Data entries
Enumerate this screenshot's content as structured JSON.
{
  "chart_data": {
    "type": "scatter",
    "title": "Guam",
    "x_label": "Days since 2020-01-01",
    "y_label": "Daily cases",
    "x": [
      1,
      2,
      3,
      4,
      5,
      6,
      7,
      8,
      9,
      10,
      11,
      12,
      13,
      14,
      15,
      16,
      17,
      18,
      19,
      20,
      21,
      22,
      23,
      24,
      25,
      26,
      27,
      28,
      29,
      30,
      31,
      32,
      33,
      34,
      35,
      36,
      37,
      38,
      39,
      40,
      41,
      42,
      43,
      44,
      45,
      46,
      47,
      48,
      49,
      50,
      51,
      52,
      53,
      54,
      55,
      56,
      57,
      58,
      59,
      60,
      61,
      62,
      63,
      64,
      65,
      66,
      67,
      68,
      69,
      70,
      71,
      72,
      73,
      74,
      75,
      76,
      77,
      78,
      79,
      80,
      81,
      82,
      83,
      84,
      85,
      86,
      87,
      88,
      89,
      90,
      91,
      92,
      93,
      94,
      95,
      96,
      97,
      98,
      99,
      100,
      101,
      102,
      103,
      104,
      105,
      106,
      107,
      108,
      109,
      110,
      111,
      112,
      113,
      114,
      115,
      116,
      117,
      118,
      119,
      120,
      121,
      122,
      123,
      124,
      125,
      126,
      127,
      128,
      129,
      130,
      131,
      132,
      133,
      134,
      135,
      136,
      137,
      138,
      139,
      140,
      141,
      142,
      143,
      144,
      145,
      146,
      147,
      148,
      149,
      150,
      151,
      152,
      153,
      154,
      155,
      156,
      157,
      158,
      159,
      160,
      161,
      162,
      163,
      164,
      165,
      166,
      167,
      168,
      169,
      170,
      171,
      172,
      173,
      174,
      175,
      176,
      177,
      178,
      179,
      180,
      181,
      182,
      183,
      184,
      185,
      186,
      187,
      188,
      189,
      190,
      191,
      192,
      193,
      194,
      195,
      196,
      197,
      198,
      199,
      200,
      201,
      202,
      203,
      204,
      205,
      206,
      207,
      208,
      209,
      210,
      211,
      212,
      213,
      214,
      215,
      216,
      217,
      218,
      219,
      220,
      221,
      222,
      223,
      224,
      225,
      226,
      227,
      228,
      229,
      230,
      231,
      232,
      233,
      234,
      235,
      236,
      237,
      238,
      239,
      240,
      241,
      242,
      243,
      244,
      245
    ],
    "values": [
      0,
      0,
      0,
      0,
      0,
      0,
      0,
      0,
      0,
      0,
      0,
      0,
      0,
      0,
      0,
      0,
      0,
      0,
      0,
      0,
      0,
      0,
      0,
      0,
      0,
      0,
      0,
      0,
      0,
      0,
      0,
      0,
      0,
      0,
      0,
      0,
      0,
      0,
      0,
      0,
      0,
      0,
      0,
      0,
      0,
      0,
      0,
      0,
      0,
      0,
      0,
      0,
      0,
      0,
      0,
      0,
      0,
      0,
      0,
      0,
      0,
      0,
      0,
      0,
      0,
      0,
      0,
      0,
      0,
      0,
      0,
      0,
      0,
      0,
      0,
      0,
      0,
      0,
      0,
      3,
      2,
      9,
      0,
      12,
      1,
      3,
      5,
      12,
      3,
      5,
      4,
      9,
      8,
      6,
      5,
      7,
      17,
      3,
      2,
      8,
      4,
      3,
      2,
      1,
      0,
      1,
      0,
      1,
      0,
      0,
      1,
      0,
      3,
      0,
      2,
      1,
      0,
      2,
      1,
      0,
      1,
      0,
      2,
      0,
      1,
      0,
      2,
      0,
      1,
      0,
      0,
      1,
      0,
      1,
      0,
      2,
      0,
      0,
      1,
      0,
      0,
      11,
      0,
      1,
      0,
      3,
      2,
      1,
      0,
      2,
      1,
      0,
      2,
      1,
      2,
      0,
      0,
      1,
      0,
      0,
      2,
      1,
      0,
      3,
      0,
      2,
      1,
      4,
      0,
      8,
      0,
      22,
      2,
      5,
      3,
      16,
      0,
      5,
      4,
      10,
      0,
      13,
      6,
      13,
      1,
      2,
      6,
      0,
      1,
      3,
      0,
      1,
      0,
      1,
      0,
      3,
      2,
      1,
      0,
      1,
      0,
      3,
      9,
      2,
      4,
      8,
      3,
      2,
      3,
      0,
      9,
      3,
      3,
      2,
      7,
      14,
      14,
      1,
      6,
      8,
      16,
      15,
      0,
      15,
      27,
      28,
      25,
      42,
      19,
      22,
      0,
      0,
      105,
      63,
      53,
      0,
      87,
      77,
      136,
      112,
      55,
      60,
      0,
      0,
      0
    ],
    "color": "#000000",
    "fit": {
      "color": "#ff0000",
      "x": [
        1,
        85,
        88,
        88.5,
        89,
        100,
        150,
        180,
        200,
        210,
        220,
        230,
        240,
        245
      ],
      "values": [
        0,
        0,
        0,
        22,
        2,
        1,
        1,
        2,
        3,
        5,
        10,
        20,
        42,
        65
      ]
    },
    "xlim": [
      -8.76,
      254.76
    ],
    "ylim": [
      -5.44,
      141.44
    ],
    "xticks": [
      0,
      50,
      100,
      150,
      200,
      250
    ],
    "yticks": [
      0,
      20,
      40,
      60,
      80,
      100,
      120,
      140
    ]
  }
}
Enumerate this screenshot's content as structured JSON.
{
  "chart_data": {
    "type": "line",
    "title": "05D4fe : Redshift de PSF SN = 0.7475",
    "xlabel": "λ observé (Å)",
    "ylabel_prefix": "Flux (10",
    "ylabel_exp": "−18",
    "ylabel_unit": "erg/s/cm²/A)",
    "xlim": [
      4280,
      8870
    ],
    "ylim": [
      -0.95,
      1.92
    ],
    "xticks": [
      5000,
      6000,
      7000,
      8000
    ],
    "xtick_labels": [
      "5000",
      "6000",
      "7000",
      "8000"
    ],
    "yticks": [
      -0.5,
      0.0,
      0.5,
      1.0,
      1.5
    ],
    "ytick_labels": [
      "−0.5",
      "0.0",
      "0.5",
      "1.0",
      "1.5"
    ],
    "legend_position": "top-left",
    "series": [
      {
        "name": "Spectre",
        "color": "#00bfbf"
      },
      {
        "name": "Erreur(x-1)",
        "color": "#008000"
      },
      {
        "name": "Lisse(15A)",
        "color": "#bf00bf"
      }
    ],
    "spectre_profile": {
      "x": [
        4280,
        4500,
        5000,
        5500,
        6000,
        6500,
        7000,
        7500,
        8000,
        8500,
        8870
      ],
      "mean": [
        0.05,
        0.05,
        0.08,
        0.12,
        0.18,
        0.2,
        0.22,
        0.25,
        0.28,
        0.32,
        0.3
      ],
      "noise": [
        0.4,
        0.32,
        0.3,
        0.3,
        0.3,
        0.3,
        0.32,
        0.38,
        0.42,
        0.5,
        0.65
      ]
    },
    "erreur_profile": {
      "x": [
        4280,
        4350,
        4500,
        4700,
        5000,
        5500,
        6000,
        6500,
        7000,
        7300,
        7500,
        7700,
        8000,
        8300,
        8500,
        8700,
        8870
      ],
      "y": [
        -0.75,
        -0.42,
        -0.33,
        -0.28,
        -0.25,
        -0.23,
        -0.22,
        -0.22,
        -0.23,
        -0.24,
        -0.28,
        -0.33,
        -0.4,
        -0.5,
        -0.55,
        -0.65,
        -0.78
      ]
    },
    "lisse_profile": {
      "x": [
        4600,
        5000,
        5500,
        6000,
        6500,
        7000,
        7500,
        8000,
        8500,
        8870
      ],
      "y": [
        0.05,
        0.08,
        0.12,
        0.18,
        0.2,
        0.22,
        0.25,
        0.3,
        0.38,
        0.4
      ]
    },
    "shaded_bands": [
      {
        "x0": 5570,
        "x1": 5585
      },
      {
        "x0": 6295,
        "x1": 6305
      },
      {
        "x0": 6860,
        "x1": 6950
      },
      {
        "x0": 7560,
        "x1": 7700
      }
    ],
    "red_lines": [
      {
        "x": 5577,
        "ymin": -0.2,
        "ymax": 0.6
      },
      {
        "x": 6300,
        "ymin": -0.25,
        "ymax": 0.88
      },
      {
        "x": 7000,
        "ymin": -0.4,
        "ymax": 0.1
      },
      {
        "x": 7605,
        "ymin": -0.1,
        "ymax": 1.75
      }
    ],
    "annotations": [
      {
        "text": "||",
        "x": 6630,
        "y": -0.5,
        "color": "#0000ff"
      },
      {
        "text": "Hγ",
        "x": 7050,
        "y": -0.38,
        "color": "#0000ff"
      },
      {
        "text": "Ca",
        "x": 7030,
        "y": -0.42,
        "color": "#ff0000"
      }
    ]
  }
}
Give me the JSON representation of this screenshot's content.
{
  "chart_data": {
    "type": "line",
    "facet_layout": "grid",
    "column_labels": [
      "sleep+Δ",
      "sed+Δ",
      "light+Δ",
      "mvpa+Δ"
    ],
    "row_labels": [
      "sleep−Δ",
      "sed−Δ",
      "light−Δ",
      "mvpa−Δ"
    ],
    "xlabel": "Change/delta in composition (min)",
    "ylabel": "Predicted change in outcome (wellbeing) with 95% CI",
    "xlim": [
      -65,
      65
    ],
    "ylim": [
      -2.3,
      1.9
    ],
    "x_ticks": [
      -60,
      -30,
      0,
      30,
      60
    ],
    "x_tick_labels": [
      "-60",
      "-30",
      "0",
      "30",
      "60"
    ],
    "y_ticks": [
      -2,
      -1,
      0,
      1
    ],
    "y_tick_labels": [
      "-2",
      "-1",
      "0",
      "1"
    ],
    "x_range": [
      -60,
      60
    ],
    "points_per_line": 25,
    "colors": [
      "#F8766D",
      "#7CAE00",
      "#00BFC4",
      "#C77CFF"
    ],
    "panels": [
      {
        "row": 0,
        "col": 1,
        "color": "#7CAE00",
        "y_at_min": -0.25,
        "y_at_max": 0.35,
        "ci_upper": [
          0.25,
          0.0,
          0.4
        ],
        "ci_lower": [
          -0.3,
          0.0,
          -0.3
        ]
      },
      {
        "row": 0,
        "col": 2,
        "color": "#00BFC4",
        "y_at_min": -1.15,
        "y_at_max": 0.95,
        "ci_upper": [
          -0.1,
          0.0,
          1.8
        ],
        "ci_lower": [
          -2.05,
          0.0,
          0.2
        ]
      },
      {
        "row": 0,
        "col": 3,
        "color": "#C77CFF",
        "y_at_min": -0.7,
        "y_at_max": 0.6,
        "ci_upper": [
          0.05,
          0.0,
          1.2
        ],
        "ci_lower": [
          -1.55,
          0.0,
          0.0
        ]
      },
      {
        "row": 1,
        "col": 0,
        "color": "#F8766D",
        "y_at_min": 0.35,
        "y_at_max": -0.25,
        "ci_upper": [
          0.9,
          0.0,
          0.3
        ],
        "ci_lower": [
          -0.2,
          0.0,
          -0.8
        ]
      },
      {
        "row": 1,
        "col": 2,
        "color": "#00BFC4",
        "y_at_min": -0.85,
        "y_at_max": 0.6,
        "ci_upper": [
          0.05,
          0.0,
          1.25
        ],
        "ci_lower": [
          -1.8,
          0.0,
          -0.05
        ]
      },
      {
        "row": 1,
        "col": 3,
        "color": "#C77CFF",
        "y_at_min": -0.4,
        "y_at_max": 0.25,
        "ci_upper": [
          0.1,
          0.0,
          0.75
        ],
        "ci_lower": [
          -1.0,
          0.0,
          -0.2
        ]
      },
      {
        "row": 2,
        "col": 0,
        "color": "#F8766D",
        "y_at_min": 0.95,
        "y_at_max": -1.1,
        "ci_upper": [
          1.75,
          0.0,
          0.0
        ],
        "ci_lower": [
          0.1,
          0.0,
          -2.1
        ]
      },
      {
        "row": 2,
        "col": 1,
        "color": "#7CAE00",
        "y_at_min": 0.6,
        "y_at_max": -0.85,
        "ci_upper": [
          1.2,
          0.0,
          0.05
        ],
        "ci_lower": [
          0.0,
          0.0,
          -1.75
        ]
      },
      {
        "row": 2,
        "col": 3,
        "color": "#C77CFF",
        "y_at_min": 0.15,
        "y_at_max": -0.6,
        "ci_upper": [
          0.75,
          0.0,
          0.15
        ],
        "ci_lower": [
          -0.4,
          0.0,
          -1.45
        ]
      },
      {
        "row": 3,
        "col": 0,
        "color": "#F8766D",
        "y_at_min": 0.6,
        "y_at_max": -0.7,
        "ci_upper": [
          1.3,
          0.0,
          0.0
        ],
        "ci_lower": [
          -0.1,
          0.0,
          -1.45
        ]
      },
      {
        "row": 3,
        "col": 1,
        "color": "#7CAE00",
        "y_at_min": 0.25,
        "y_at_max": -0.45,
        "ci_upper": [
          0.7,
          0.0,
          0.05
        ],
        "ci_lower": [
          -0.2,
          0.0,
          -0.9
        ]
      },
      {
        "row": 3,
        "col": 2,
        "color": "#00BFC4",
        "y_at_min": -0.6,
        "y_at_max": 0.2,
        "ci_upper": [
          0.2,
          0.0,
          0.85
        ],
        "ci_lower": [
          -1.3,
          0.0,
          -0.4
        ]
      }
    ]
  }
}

#### Exercise brief:
Determine the number of lines in the data that contain "name" as a word or string, and state only that number.

#### Finished task:
3